> **Selected extract**

:::::

= Martin Stephani =

Martin Stephani (born November 2, 1915, in Eisleben; died June 9, 1983, was a German conductor and professor. He served as a music consultant ("Musikreferent") in the SS "Führungshauptamt", conductor of the Waffen-SS Symphony Orchestra, and, after World War II, director of the Northwest German Academy of Music (Nordwestdeutsche Musikakademie) in Detmold.

== Life ==
Stephani was born to the organist and municipal music director Hermann Stephani (1877–1960) and his wife Elisabeth (Hilde Lisa), née Kunze (1889–1969), in Eisleben, and grew up in Marburg, where his father worked as a university music director and lecturer in musicology starting in 1921. From 1937 to 1940, Stephani studied at the Berlin University of the Arts with Walther Gmeindl, Fritz Stein, and Kurt Thomas and became a "Kameradschaftsführer" in the National Socialist Student Union there.
In 1941, Stephani was initially assigned to the Leibstandarte SS Adolf Hitler before being transferred at his own request to the Waffen-SS "Führungshauptamt". In 1942, he attained the rank of Untersturmführer, and in 1943, the rank of Obersturmführer. Stephani was involved in establishing the Waffen-SS's own musical organization, including a symphony orchestra, and probably played a significant role in the 1942 decree concerning "works by 1. Jewish, 2. undesirable, and 3. suitable composers for the Waffen-SS.”
When he married the singer Hanne-Lies Küpper on December 28, 1944, a ceremony conceived by Stephani himself according to SS rites took place.
From 1945 to 1947, he was interned in various British camps. In the denazification process, he was initially fined, but in 1948 classified in Category V ("uncompromised").

:::::

> **Objective 1**
In the biography, switch "professor" for "lecturer" and write out the passage that begins at the words "Martin Stephani (born" and stops after "Musikakademie) in Detmold.".

:::::

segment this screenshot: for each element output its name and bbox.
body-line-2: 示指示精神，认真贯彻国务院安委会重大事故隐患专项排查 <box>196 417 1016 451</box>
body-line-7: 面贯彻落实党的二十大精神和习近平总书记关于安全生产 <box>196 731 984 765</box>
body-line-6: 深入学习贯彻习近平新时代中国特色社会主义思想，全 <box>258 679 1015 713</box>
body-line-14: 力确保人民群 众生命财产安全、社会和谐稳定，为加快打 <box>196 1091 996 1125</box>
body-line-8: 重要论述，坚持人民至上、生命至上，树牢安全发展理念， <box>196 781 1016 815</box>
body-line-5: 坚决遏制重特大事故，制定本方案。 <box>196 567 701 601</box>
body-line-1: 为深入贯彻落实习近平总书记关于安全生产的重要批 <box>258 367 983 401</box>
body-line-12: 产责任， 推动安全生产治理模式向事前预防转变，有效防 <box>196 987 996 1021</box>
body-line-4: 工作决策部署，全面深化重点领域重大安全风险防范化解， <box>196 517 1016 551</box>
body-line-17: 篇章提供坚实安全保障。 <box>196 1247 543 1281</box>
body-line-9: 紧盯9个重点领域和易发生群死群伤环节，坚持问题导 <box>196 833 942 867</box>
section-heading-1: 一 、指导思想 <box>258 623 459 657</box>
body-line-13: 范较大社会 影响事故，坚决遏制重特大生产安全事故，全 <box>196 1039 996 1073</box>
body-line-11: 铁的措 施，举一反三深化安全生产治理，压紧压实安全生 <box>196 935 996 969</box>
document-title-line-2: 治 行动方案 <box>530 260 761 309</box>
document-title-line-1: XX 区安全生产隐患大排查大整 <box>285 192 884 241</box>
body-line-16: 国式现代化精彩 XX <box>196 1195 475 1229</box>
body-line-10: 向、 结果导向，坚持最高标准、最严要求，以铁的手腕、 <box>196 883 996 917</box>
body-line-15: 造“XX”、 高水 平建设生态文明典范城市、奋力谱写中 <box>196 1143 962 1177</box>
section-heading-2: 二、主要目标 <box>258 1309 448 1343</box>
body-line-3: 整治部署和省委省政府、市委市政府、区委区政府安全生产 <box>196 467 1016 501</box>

:::::

> **Objective 2**
Pull out every line of the entries that contains the string "section".

> **Full output 1**
Martin Stephani (born November 2, 1915, in Eisleben; died June 9, 1983, was a German conductor and lecturer. He served as a music consultant ("Musikreferent") in the SS "Führungshauptamt", conductor of the Waffen-SS Symphony Orchestra, and, after World War II, director of the Northwest German Academy of Music (Nordwestdeutsche Musikakademie) in Detmold.

> **Full output 2**
section-heading-1: 一 、指导思想 <box>258 623 459 657</box>
section-heading-2: 二、主要目标 <box>258 1309 448 1343</box>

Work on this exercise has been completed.